EXERCISE DIRECTIONS
Without the pictures, copy the entries below word for word.

━━━━━ PROVIDED ENTRIES ━━━━━

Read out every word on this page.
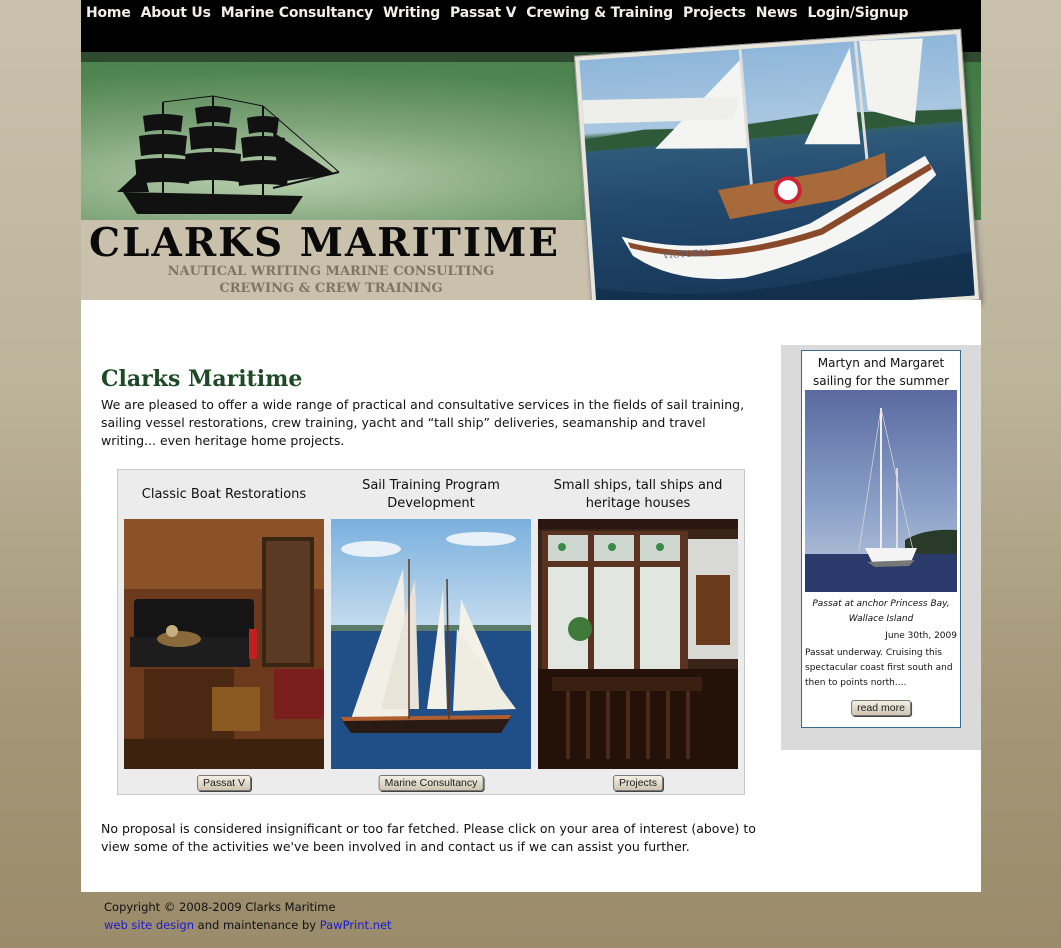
Home About Us Marine Consultancy Writing Passat V Crewing & Training Projects News Login/Signup
CLARKS MARITIME
NAUTICAL WRITING MARINE CONSULTING
CREWING & CREW TRAINING
VICTORIA
Clarks Maritime

We are pleased to offer a wide range of practical and consultative services in the fields of sail training, sailing vessel restorations, crew training, yacht and “tall ship” deliveries, seamanship and travel writing... even heritage home projects.

Classic Boat Restorations
Passat V
Sail Training Program Development
Marine Consultancy
Small ships, tall ships and heritage houses
Projects

No proposal is considered insignificant or too far fetched. Please click on your area of interest (above) to view some of the activities we've been involved in and contact us if we can assist you further.

Martyn and Margaret sailing for the summer
Passat at anchor Princess Bay, Wallace Island
June 30th, 2009
Passat underway. Cruising this spectacular coast first south and then to points north....
read more
Copyright © 2008-2009 Clarks Maritime
web site design and maintenance by PawPrint.net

━━━━━

WRITTEN RESPONSE
Read out every word on this page.
Home About Us Marine Consultancy Writing Passat V Crewing & Training Projects News Login/Signup
CLARKS MARITIME
NAUTICAL WRITING MARINE CONSULTING
CREWING & CREW TRAINING
VICTORIA
Clarks Maritime

We are pleased to offer a wide range of practical and consultative services in the fields of sail training, sailing vessel restorations, crew training, yacht and “tall ship” deliveries, seamanship and travel writing... even heritage home projects.

Classic Boat Restorations
Passat V
Sail Training Program Development
Marine Consultancy
Small ships, tall ships and heritage houses
Projects

No proposal is considered insignificant or too far fetched. Please click on your area of interest (above) to view some of the activities we've been involved in and contact us if we can assist you further.

Martyn and Margaret sailing for the summer
Passat at anchor Princess Bay, Wallace Island
June 30th, 2009
Passat underway. Cruising this spectacular coast first south and then to points north....
read more
Copyright © 2008-2009 Clarks Maritime
web site design and maintenance by PawPrint.net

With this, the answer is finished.